+++ Data for this exercise +++

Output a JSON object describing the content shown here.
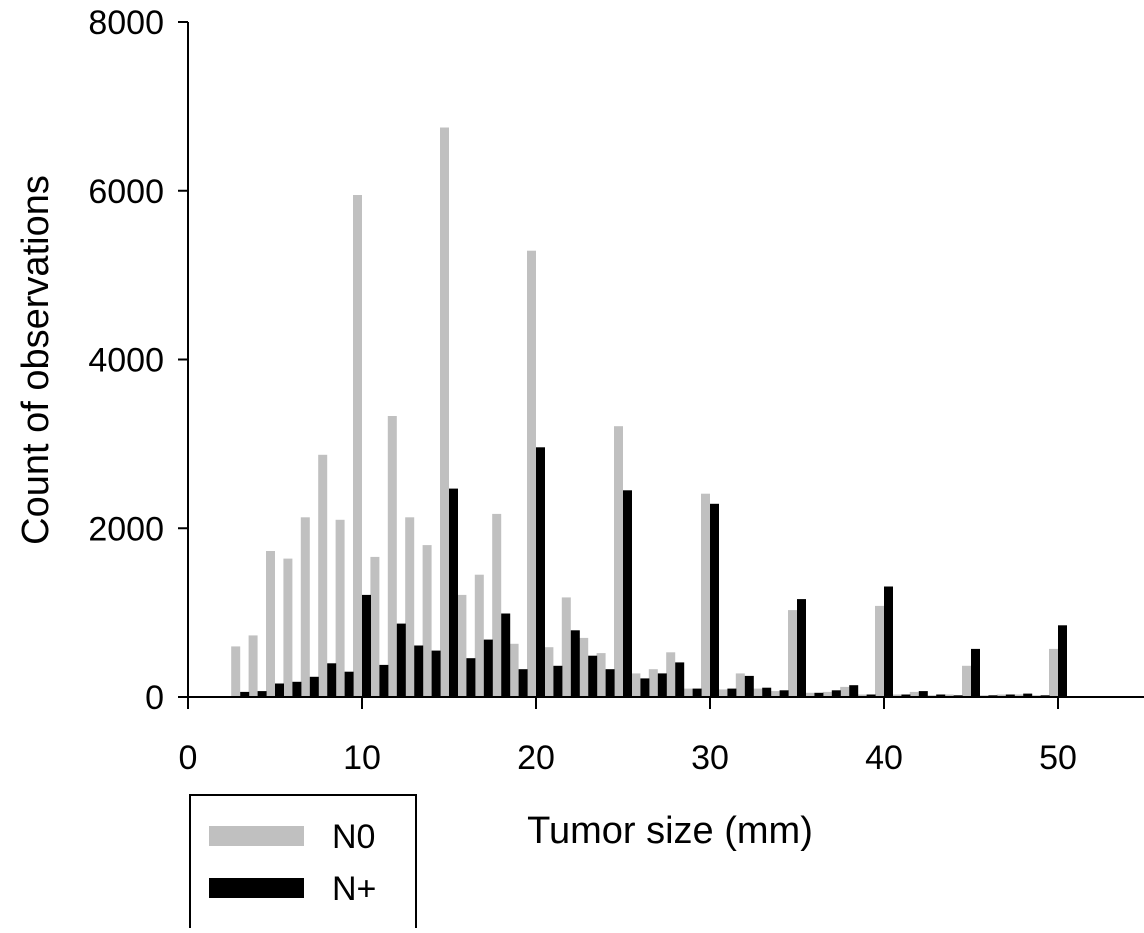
{
  "chart_data": {
    "type": "bar",
    "title": "",
    "xlabel": "Tumor size (mm)",
    "ylabel": "Count of observations",
    "xlim": [
      0,
      55
    ],
    "ylim": [
      0,
      8000
    ],
    "x_ticks": [
      "0",
      "10",
      "20",
      "30",
      "40",
      "50"
    ],
    "y_ticks": [
      "0",
      "2000",
      "4000",
      "6000",
      "8000"
    ],
    "grid": false,
    "legend_position": "bottom-left",
    "categories": [
      3,
      4,
      5,
      6,
      7,
      8,
      9,
      10,
      11,
      12,
      13,
      14,
      15,
      16,
      17,
      18,
      19,
      20,
      21,
      22,
      23,
      24,
      25,
      26,
      27,
      28,
      29,
      30,
      31,
      32,
      33,
      34,
      35,
      36,
      37,
      38,
      39,
      40,
      41,
      42,
      43,
      44,
      45,
      46,
      47,
      48,
      49,
      50
    ],
    "series": [
      {
        "name": "N0",
        "color": "#c0c0c0",
        "values": [
          600,
          730,
          1730,
          1640,
          2130,
          2870,
          2100,
          5950,
          1660,
          3330,
          2130,
          1800,
          6750,
          1210,
          1450,
          2170,
          630,
          5290,
          590,
          1180,
          700,
          520,
          3210,
          280,
          330,
          530,
          100,
          2410,
          90,
          280,
          100,
          70,
          1030,
          50,
          60,
          120,
          30,
          1080,
          30,
          60,
          20,
          30,
          370,
          20,
          30,
          30,
          20,
          570
        ]
      },
      {
        "name": "N+",
        "color": "#000000",
        "values": [
          60,
          70,
          160,
          180,
          240,
          400,
          300,
          1210,
          380,
          870,
          610,
          550,
          2470,
          460,
          680,
          990,
          330,
          2960,
          370,
          790,
          490,
          330,
          2450,
          220,
          280,
          410,
          100,
          2290,
          100,
          250,
          110,
          80,
          1160,
          50,
          80,
          140,
          30,
          1310,
          30,
          70,
          30,
          20,
          570,
          20,
          30,
          40,
          20,
          850
        ]
      }
    ]
  }
}
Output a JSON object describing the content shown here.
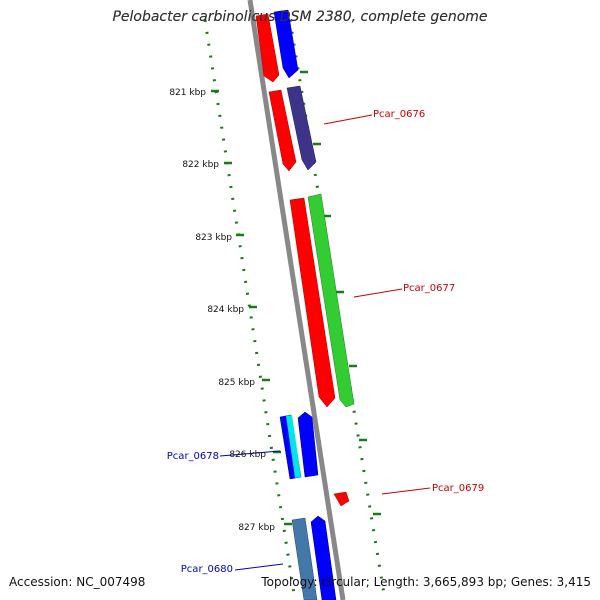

+++

Brief:
Could the data above be copied out exactly, with no pictures kept?

Your solution:
Output a JSON object describing the content shown here.
{
  "chart_data": {
    "type": "bar",
    "title": "",
    "xlabel": "Tumor size (mm)",
    "ylabel": "Count of observations",
    "xlim": [
      0,
      55
    ],
    "ylim": [
      0,
      8000
    ],
    "x_ticks": [
      "0",
      "10",
      "20",
      "30",
      "40",
      "50"
    ],
    "y_ticks": [
      "0",
      "2000",
      "4000",
      "6000",
      "8000"
    ],
    "grid": false,
    "legend_position": "bottom-left",
    "categories": [
      3,
      4,
      5,
      6,
      7,
      8,
      9,
      10,
      11,
      12,
      13,
      14,
      15,
      16,
      17,
      18,
      19,
      20,
      21,
      22,
      23,
      24,
      25,
      26,
      27,
      28,
      29,
      30,
      31,
      32,
      33,
      34,
      35,
      36,
      37,
      38,
      39,
      40,
      41,
      42,
      43,
      44,
      45,
      46,
      47,
      48,
      49,
      50
    ],
    "series": [
      {
        "name": "N0",
        "color": "#c0c0c0",
        "values": [
          600,
          730,
          1730,
          1640,
          2130,
          2870,
          2100,
          5950,
          1660,
          3330,
          2130,
          1800,
          6750,
          1210,
          1450,
          2170,
          630,
          5290,
          590,
          1180,
          700,
          520,
          3210,
          280,
          330,
          530,
          100,
          2410,
          90,
          280,
          100,
          70,
          1030,
          50,
          60,
          120,
          30,
          1080,
          30,
          60,
          20,
          30,
          370,
          20,
          30,
          30,
          20,
          570
        ]
      },
      {
        "name": "N+",
        "color": "#000000",
        "values": [
          60,
          70,
          160,
          180,
          240,
          400,
          300,
          1210,
          380,
          870,
          610,
          550,
          2470,
          460,
          680,
          990,
          330,
          2960,
          370,
          790,
          490,
          330,
          2450,
          220,
          280,
          410,
          100,
          2290,
          100,
          250,
          110,
          80,
          1160,
          50,
          80,
          140,
          30,
          1310,
          30,
          70,
          30,
          20,
          570,
          20,
          30,
          40,
          20,
          850
        ]
      }
    ]
  }
}
Output a JSON object describing the content shown here.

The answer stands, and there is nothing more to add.